**Task objective**
List all lines of the data containing the word "JSON".

**Listed records**

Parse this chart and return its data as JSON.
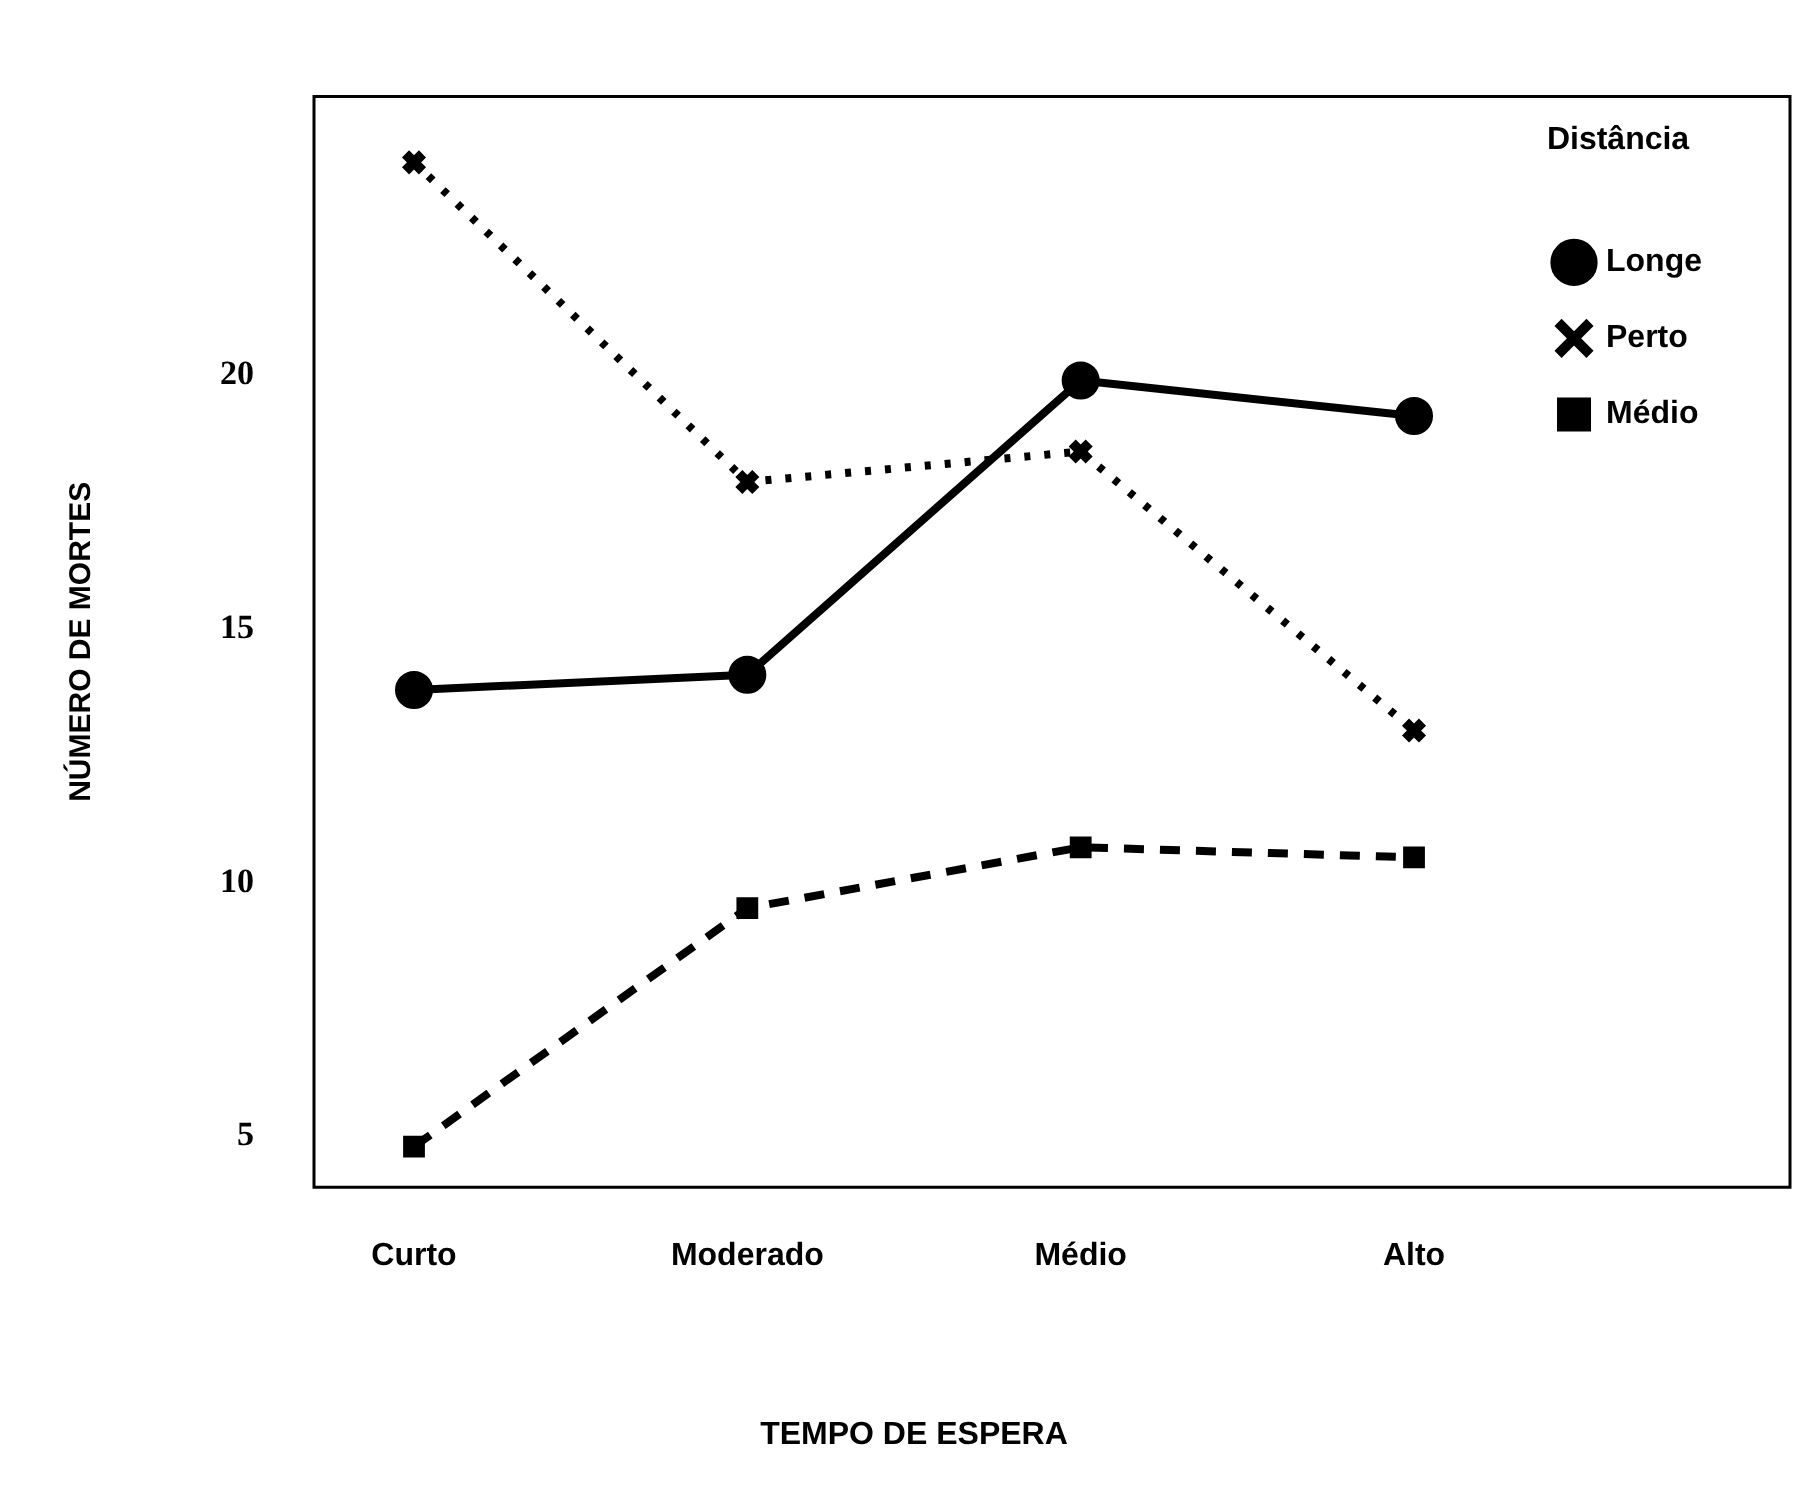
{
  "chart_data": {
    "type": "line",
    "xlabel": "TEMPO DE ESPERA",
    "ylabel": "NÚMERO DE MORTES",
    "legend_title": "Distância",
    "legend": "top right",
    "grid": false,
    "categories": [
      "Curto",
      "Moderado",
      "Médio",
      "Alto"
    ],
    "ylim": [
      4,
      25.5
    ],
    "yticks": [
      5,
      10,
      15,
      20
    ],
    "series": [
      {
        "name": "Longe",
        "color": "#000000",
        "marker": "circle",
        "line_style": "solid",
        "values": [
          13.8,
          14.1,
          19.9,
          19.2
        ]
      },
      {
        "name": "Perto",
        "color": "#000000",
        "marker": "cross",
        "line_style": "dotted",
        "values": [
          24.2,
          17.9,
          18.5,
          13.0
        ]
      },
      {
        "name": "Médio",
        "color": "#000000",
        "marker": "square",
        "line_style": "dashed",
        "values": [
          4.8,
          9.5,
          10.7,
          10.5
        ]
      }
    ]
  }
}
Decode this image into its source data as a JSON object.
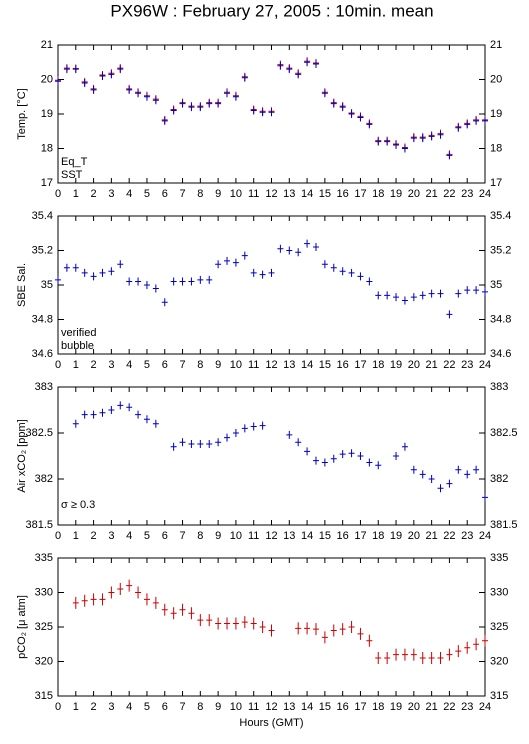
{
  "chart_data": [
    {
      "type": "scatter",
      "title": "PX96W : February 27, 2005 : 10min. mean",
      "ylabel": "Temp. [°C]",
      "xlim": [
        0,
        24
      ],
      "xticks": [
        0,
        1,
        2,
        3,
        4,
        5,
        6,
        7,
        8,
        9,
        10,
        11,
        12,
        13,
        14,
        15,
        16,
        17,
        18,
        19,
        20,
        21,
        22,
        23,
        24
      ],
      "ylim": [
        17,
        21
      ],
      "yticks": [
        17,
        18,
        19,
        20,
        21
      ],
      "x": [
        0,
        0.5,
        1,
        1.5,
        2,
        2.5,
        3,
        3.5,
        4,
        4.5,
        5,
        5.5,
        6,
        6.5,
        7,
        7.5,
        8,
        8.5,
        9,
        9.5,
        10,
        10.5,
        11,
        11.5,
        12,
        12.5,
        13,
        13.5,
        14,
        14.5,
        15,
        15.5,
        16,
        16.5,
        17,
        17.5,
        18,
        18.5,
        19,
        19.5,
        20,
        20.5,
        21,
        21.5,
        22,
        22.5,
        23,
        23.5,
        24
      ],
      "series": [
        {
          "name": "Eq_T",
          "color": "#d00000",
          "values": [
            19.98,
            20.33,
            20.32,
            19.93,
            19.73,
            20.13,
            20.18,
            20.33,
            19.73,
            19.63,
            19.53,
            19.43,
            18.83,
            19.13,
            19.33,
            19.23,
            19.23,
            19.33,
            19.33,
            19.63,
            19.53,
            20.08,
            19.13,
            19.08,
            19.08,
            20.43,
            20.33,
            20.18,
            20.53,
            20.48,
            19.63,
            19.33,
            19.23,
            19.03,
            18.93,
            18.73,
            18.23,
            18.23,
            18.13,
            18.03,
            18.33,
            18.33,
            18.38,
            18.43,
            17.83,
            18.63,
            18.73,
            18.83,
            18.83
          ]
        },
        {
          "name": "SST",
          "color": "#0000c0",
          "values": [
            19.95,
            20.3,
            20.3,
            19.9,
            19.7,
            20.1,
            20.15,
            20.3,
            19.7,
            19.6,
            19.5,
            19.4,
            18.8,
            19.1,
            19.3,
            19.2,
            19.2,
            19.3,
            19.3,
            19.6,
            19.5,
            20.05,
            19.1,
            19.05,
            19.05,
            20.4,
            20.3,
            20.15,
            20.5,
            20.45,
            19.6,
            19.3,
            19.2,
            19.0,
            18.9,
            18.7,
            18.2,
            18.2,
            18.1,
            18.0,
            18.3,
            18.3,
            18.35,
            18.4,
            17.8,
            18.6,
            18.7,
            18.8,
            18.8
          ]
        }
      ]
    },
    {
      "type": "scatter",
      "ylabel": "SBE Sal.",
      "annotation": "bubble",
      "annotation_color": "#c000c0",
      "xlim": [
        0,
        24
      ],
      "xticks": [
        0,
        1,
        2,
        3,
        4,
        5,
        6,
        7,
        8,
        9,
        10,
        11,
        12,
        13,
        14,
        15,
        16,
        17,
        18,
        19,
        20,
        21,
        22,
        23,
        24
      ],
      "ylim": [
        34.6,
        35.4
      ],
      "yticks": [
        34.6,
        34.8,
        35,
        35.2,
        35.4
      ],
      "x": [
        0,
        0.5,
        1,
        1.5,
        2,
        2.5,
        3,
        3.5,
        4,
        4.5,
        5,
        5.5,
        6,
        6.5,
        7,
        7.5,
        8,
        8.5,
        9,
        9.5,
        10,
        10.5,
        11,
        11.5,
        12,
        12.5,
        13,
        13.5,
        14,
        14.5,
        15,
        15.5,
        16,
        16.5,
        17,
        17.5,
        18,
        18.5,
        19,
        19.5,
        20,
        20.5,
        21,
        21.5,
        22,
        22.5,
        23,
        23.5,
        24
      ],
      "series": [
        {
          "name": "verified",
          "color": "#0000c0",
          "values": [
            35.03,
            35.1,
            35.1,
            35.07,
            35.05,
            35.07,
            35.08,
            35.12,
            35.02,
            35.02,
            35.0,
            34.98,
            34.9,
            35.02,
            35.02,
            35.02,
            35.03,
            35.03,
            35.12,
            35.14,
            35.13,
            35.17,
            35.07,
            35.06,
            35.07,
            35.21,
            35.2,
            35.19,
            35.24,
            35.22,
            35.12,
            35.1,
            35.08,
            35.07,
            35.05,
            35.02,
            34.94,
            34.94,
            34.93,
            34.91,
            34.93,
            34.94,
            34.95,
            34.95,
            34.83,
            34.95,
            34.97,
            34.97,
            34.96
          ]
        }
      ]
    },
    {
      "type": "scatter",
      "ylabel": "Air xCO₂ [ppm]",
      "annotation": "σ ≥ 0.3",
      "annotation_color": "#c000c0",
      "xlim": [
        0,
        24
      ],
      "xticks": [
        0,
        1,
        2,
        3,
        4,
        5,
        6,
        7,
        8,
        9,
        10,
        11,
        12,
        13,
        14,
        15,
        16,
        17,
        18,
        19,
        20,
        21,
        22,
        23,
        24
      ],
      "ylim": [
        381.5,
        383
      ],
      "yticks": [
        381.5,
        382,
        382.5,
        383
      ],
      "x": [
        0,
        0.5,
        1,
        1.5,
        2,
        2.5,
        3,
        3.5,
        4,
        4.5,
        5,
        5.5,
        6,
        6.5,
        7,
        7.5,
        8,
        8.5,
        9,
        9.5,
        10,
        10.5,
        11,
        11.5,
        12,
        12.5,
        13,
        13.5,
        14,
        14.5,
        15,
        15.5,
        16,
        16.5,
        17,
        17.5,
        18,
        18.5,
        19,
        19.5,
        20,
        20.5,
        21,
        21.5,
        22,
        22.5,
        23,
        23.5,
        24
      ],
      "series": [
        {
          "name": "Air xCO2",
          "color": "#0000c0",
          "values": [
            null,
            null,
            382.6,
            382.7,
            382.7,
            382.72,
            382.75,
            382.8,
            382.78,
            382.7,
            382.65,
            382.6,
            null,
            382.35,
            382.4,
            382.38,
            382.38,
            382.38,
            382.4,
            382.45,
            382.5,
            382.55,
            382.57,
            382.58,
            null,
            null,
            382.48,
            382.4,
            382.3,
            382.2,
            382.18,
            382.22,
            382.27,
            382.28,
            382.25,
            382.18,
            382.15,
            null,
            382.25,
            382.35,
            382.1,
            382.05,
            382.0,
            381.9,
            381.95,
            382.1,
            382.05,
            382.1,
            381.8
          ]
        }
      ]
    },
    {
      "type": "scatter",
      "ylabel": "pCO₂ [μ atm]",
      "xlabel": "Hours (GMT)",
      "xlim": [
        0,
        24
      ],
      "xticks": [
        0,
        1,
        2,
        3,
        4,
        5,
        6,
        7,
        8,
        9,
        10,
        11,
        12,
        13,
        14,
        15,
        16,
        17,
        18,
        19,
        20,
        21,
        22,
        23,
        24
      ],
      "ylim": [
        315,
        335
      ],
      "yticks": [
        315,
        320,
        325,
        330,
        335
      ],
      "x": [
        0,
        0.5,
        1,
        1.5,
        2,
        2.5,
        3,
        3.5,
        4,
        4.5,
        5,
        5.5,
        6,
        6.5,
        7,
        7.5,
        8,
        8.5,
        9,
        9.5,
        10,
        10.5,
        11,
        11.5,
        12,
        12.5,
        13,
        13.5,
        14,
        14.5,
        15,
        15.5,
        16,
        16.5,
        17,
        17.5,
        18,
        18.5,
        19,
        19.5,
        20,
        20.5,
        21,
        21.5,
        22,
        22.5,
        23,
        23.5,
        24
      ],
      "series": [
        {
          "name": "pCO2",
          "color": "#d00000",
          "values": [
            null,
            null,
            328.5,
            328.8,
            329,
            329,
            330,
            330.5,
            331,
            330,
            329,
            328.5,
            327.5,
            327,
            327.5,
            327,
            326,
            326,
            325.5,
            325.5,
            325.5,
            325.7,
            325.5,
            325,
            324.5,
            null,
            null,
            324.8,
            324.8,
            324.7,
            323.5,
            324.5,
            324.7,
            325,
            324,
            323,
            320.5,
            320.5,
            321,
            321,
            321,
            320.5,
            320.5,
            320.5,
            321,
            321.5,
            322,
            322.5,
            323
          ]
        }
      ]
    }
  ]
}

**Task result**
Parse this chart and return its data as JSON.
Decode this image into its source data as a JSON object.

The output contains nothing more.